*Task goal:* List every line in the records below that contains the string "セッション", copying each line in full.

►

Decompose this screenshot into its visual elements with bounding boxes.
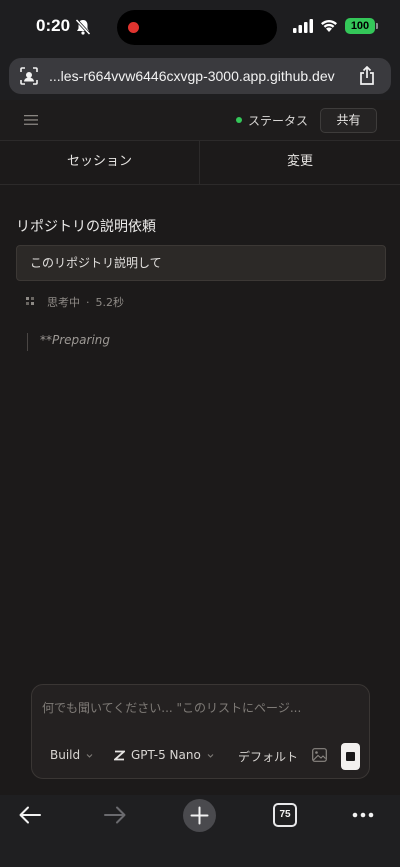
share-button[interactable]: 共有 bbox=[320, 108, 377, 133]
tab-switcher-button[interactable]: 75 bbox=[273, 803, 297, 827]
status-online-dot bbox=[236, 117, 242, 123]
session-tabs: セッション 変更 bbox=[0, 141, 400, 185]
back-arrow-icon[interactable] bbox=[18, 805, 42, 825]
thinking-separator: · bbox=[86, 296, 90, 309]
forward-arrow-icon[interactable] bbox=[103, 805, 127, 825]
variant-select[interactable]: デフォルト bbox=[238, 748, 298, 765]
user-message: このリポジトリ説明して bbox=[16, 245, 386, 281]
chevron-down-icon bbox=[207, 754, 214, 758]
app-header: ステータス 共有 bbox=[0, 100, 400, 141]
prompt-input[interactable] bbox=[42, 699, 360, 717]
tab-session[interactable]: セッション bbox=[0, 141, 200, 184]
battery-indicator: 100 bbox=[345, 18, 378, 34]
agent-mode-select[interactable]: Build bbox=[50, 748, 93, 762]
new-tab-button[interactable] bbox=[183, 799, 216, 832]
image-attach-icon[interactable] bbox=[312, 748, 327, 762]
thinking-time: 5.2秒 bbox=[95, 296, 125, 309]
tab-changes[interactable]: 変更 bbox=[200, 141, 400, 184]
status-time: 0:20 bbox=[36, 16, 71, 35]
chevron-down-icon bbox=[86, 754, 93, 758]
plus-icon bbox=[190, 806, 209, 825]
stop-icon bbox=[346, 752, 355, 761]
address-bar[interactable]: ...les-r664vvw6446cxvgp-3000.app.github.… bbox=[9, 58, 391, 94]
status-button[interactable]: ステータス bbox=[248, 112, 308, 129]
recording-indicator-icon bbox=[128, 22, 139, 33]
reasoning-divider bbox=[27, 333, 28, 351]
wifi-icon bbox=[321, 20, 337, 32]
thinking-label: 思考中 bbox=[47, 296, 80, 309]
model-select[interactable]: GPT-5 Nano bbox=[114, 748, 214, 762]
cellular-signal-icon bbox=[293, 19, 313, 33]
share-icon[interactable] bbox=[358, 66, 376, 86]
silent-bell-icon bbox=[75, 18, 91, 36]
reasoning-text: **Preparing bbox=[40, 333, 111, 347]
ios-status-bar: 0:20 100 bbox=[0, 0, 400, 52]
thinking-spinner-icon bbox=[26, 297, 34, 305]
agent-mode-label: Build bbox=[50, 748, 81, 762]
browser-address-area: ...les-r664vvw6446cxvgp-3000.app.github.… bbox=[0, 52, 400, 100]
stop-button[interactable] bbox=[341, 743, 360, 770]
url-text[interactable]: ...les-r664vvw6446cxvgp-3000.app.github.… bbox=[49, 58, 335, 94]
more-options-icon[interactable] bbox=[352, 812, 374, 818]
session-title: リポジトリの説明依頼 bbox=[16, 219, 156, 235]
page-settings-icon[interactable] bbox=[20, 67, 38, 85]
browser-toolbar: 75 bbox=[0, 795, 400, 867]
dynamic-island bbox=[117, 10, 277, 45]
thinking-status: 思考中 · 5.2秒 bbox=[47, 294, 124, 310]
menu-icon[interactable] bbox=[24, 114, 38, 126]
message-composer: Build GPT-5 Nano デフォルト bbox=[31, 684, 370, 779]
model-provider-icon bbox=[114, 750, 125, 761]
model-label: GPT-5 Nano bbox=[131, 748, 201, 762]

◄

*Response to the task:*
session-tabs: セッション 変更 bbox=[0, 141, 400, 185]
tab-session[interactable]: セッション bbox=[0, 141, 200, 184]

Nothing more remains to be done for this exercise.